§ Set task: Write the records out again, precisely as they stand.

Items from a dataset
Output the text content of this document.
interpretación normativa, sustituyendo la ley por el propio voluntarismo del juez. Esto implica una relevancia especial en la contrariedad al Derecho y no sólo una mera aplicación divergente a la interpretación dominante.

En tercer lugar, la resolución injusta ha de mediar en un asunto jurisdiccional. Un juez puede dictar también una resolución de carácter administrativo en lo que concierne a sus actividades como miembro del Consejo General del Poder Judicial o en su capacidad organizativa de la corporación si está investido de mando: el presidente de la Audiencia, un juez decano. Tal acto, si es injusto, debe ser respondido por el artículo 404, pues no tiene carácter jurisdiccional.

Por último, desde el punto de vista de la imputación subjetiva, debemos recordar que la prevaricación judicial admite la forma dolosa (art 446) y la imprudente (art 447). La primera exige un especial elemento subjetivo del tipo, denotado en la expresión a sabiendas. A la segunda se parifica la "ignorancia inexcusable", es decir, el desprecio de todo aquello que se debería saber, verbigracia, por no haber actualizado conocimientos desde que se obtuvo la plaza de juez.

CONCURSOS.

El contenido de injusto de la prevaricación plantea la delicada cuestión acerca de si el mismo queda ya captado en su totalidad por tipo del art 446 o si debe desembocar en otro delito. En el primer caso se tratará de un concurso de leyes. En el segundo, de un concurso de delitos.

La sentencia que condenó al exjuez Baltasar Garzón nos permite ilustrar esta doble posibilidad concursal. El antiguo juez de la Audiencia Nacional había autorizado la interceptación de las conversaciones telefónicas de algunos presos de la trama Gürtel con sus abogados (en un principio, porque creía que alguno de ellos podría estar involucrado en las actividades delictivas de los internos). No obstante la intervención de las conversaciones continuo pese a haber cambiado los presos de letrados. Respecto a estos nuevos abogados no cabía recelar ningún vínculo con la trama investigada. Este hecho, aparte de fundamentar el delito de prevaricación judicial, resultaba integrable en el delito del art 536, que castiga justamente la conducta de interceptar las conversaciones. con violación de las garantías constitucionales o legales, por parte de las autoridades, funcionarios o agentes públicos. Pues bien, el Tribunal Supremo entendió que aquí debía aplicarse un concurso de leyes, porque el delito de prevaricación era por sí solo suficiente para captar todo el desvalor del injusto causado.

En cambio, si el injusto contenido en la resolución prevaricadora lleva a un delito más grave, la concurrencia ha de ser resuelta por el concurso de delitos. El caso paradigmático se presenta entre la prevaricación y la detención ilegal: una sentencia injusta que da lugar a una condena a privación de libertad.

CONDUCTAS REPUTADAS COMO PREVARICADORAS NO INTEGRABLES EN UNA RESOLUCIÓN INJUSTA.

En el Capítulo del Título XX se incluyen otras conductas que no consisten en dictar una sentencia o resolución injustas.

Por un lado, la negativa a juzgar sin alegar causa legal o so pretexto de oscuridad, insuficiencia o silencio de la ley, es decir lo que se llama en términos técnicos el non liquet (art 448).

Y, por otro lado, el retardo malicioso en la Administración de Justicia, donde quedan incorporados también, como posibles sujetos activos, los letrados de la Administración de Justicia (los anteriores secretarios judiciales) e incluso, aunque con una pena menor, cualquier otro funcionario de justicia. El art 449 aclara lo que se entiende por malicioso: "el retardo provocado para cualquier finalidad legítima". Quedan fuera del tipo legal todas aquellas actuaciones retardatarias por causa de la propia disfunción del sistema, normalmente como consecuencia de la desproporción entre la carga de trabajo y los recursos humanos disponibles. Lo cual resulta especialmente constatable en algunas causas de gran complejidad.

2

§ Result for this task:
Output the text content of this document.
interpretación normativa, sustituyendo la ley por el propio voluntarismo del juez. Esto implica una relevancia especial en la contrariedad al Derecho y no sólo una mera aplicación divergente a la interpretación dominante.

En tercer lugar, la resolución injusta ha de mediar en un asunto jurisdiccional. Un juez puede dictar también una resolución de carácter administrativo en lo que concierne a sus actividades como miembro del Consejo General del Poder Judicial o en su capacidad organizativa de la corporación si está investido de mando: el presidente de la Audiencia, un juez decano. Tal acto, si es injusto, debe ser respondido por el artículo 404, pues no tiene carácter jurisdiccional.

Por último, desde el punto de vista de la imputación subjetiva, debemos recordar que la prevaricación judicial admite la forma dolosa (art 446) y la imprudente (art 447). La primera exige un especial elemento subjetivo del tipo, denotado en la expresión a sabiendas. A la segunda se parifica la "ignorancia inexcusable", es decir, el desprecio de todo aquello que se debería saber, verbigracia, por no haber actualizado conocimientos desde que se obtuvo la plaza de juez.

CONCURSOS.

El contenido de injusto de la prevaricación plantea la delicada cuestión acerca de si el mismo queda ya captado en su totalidad por tipo del art 446 o si debe desembocar en otro delito. En el primer caso se tratará de un concurso de leyes. En el segundo, de un concurso de delitos.

La sentencia que condenó al exjuez Baltasar Garzón nos permite ilustrar esta doble posibilidad concursal. El antiguo juez de la Audiencia Nacional había autorizado la interceptación de las conversaciones telefónicas de algunos presos de la trama Gürtel con sus abogados (en un principio, porque creía que alguno de ellos podría estar involucrado en las actividades delictivas de los internos). No obstante la intervención de las conversaciones continuo pese a haber cambiado los presos de letrados. Respecto a estos nuevos abogados no cabía recelar ningún vínculo con la trama investigada. Este hecho, aparte de fundamentar el delito de prevaricación judicial, resultaba integrable en el delito del art 536, que castiga justamente la conducta de interceptar las conversaciones. con violación de las garantías constitucionales o legales, por parte de las autoridades, funcionarios o agentes públicos. Pues bien, el Tribunal Supremo entendió que aquí debía aplicarse un concurso de leyes, porque el delito de prevaricación era por sí solo suficiente para captar todo el desvalor del injusto causado.

En cambio, si el injusto contenido en la resolución prevaricadora lleva a un delito más grave, la concurrencia ha de ser resuelta por el concurso de delitos. El caso paradigmático se presenta entre la prevaricación y la detención ilegal: una sentencia injusta que da lugar a una condena a privación de libertad.

CONDUCTAS REPUTADAS COMO PREVARICADORAS NO INTEGRABLES EN UNA RESOLUCIÓN INJUSTA.

En el Capítulo del Título XX se incluyen otras conductas que no consisten en dictar una sentencia o resolución injustas.

Por un lado, la negativa a juzgar sin alegar causa legal o so pretexto de oscuridad, insuficiencia o silencio de la ley, es decir lo que se llama en términos técnicos el non liquet (art 448).

Y, por otro lado, el retardo malicioso en la Administración de Justicia, donde quedan incorporados también, como posibles sujetos activos, los letrados de la Administración de Justicia (los anteriores secretarios judiciales) e incluso, aunque con una pena menor, cualquier otro funcionario de justicia. El art 449 aclara lo que se entiende por malicioso: "el retardo provocado para cualquier finalidad legítima". Quedan fuera del tipo legal todas aquellas actuaciones retardatarias por causa de la propia disfunción del sistema, normalmente como consecuencia de la desproporción entre la carga de trabajo y los recursos humanos disponibles. Lo cual resulta especialmente constatable en algunas causas de gran complejidad.

2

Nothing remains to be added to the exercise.